— Begin Source material —

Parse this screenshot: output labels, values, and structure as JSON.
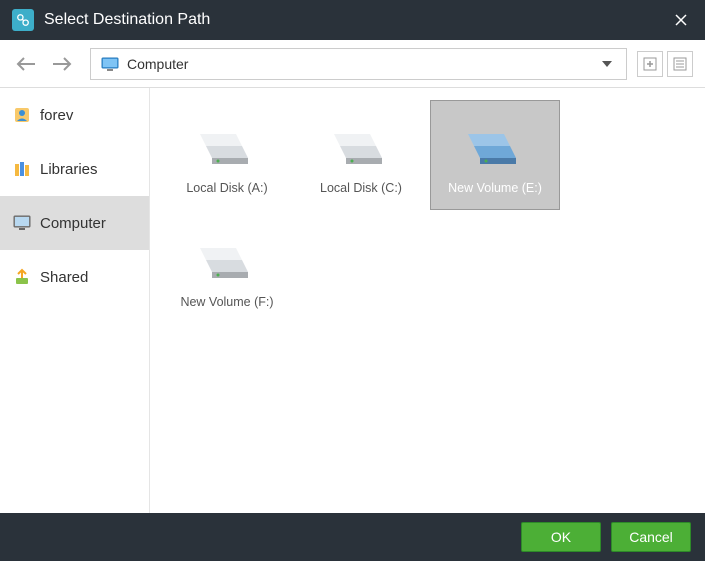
{
  "titlebar": {
    "title": "Select Destination Path"
  },
  "toolbar": {
    "path": {
      "text": "Computer"
    }
  },
  "sidebar": {
    "items": [
      {
        "label": "forev"
      },
      {
        "label": "Libraries"
      },
      {
        "label": "Computer"
      },
      {
        "label": "Shared"
      }
    ]
  },
  "drives": [
    {
      "label": "Local Disk (A:)",
      "selected": false,
      "color": "gray"
    },
    {
      "label": "Local Disk (C:)",
      "selected": false,
      "color": "gray"
    },
    {
      "label": "New Volume (E:)",
      "selected": true,
      "color": "blue"
    },
    {
      "label": "New Volume (F:)",
      "selected": false,
      "color": "gray"
    }
  ],
  "footer": {
    "ok_label": "OK",
    "cancel_label": "Cancel"
  }
}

— End Source material —

> Task goal: The records above need to be given again exactly. Omit the pictures.

> Solved problem:
Parse this screenshot: output labels, values, and structure as JSON.
{
  "titlebar": {
    "title": "Select Destination Path"
  },
  "toolbar": {
    "path": {
      "text": "Computer"
    }
  },
  "sidebar": {
    "items": [
      {
        "label": "forev"
      },
      {
        "label": "Libraries"
      },
      {
        "label": "Computer"
      },
      {
        "label": "Shared"
      }
    ]
  },
  "drives": [
    {
      "label": "Local Disk (A:)",
      "selected": false,
      "color": "gray"
    },
    {
      "label": "Local Disk (C:)",
      "selected": false,
      "color": "gray"
    },
    {
      "label": "New Volume (E:)",
      "selected": true,
      "color": "blue"
    },
    {
      "label": "New Volume (F:)",
      "selected": false,
      "color": "gray"
    }
  ],
  "footer": {
    "ok_label": "OK",
    "cancel_label": "Cancel"
  }
}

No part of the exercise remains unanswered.